Task directions:
Report how many lines in the records below contain the word "Сведения". Give only the number.

Listing:
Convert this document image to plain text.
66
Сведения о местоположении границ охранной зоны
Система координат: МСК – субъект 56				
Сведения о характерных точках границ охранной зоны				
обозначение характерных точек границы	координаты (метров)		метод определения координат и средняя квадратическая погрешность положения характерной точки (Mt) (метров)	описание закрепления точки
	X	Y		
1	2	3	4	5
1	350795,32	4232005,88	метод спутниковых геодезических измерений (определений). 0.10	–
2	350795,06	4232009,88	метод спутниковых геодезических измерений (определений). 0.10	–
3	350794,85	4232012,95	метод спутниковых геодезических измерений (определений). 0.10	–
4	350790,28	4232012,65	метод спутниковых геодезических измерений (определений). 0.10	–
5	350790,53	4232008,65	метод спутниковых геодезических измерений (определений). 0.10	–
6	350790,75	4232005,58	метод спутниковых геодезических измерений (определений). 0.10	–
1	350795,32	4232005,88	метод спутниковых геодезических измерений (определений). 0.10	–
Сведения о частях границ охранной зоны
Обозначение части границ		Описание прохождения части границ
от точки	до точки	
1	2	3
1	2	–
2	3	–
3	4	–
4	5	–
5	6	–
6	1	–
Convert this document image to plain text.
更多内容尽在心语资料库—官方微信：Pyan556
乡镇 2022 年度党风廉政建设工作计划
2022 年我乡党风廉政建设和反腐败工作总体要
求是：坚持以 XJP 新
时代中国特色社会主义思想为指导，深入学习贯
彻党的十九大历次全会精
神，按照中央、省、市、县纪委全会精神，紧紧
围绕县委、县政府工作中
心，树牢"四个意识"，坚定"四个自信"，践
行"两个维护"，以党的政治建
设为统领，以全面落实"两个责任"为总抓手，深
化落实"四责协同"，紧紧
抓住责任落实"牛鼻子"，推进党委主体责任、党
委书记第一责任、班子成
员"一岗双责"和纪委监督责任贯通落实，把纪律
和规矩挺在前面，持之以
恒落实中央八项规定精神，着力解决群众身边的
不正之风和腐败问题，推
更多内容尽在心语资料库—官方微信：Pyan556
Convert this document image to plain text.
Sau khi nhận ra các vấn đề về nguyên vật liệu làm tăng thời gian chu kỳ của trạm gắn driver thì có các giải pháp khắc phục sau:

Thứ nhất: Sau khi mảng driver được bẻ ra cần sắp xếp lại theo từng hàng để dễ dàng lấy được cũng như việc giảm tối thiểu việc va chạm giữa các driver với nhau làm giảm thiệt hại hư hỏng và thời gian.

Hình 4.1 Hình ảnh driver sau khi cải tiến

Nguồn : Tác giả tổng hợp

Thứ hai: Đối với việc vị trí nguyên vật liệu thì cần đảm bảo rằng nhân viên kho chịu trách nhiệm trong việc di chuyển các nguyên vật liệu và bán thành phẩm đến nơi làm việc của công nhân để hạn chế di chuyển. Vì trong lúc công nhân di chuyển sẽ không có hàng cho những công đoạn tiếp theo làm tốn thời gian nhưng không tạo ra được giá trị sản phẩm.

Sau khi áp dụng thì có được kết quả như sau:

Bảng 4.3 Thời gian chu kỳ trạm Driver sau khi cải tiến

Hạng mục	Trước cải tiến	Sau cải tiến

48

Expected output:
3